▸ DATA EXCERPTS:
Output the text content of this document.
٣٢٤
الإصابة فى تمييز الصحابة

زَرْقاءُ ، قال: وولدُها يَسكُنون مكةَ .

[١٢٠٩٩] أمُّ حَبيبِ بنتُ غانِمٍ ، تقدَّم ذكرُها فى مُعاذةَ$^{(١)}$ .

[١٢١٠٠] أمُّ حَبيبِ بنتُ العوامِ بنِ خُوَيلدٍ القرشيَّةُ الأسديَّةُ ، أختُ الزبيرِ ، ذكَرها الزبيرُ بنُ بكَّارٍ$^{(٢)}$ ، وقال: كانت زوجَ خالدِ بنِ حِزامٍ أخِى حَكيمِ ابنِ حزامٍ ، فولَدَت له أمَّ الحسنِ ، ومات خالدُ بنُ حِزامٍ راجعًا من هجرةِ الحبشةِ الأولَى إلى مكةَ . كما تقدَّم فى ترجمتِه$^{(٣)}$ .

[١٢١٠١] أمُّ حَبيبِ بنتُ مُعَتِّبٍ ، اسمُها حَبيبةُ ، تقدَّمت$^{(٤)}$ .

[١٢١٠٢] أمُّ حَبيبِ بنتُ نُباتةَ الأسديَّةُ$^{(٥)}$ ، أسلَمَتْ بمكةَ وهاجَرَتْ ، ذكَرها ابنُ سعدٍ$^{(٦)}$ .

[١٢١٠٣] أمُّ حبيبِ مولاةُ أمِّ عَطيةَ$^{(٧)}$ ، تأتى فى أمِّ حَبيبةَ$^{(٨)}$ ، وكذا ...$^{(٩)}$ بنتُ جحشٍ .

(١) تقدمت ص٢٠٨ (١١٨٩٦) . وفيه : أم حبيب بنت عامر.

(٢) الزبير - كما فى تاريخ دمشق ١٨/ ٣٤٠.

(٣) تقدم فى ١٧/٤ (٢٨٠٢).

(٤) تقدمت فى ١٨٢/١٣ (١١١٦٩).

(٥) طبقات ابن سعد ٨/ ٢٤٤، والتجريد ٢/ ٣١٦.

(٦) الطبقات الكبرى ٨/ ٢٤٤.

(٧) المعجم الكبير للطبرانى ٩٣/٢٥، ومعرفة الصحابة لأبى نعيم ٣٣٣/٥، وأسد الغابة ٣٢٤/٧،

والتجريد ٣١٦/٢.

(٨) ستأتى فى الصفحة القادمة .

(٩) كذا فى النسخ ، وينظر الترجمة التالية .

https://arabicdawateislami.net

▸ WRITTEN PROBLEM: Print out every entry, keeping each one exact.

▸ THE REPLY:
Output the text content of this document.
٣٢٤
الإصابة فى تمييز الصحابة

زَرْقاءُ ، قال: وولدُها يَسكُنون مكةَ .

[١٢٠٩٩] أمُّ حَبيبِ بنتُ غانِمٍ ، تقدَّم ذكرُها فى مُعاذةَ$^{(١)}$ .

[١٢١٠٠] أمُّ حَبيبِ بنتُ العوامِ بنِ خُوَيلدٍ القرشيَّةُ الأسديَّةُ ، أختُ الزبيرِ ، ذكَرها الزبيرُ بنُ بكَّارٍ$^{(٢)}$ ، وقال: كانت زوجَ خالدِ بنِ حِزامٍ أخِى حَكيمِ ابنِ حزامٍ ، فولَدَت له أمَّ الحسنِ ، ومات خالدُ بنُ حِزامٍ راجعًا من هجرةِ الحبشةِ الأولَى إلى مكةَ . كما تقدَّم فى ترجمتِه$^{(٣)}$ .

[١٢١٠١] أمُّ حَبيبِ بنتُ مُعَتِّبٍ ، اسمُها حَبيبةُ ، تقدَّمت$^{(٤)}$ .

[١٢١٠٢] أمُّ حَبيبِ بنتُ نُباتةَ الأسديَّةُ$^{(٥)}$ ، أسلَمَتْ بمكةَ وهاجَرَتْ ، ذكَرها ابنُ سعدٍ$^{(٦)}$ .

[١٢١٠٣] أمُّ حبيبِ مولاةُ أمِّ عَطيةَ$^{(٧)}$ ، تأتى فى أمِّ حَبيبةَ$^{(٨)}$ ، وكذا ...$^{(٩)}$ بنتُ جحشٍ .

(١) تقدمت ص٢٠٨ (١١٨٩٦) . وفيه : أم حبيب بنت عامر.

(٢) الزبير - كما فى تاريخ دمشق ١٨/ ٣٤٠.

(٣) تقدم فى ١٧/٤ (٢٨٠٢).

(٤) تقدمت فى ١٨٢/١٣ (١١١٦٩).

(٥) طبقات ابن سعد ٨/ ٢٤٤، والتجريد ٢/ ٣١٦.

(٦) الطبقات الكبرى ٨/ ٢٤٤.

(٧) المعجم الكبير للطبرانى ٩٣/٢٥، ومعرفة الصحابة لأبى نعيم ٣٣٣/٥، وأسد الغابة ٣٢٤/٧،

والتجريد ٣١٦/٢.

(٨) ستأتى فى الصفحة القادمة .

(٩) كذا فى النسخ ، وينظر الترجمة التالية .

https://arabicdawateislami.net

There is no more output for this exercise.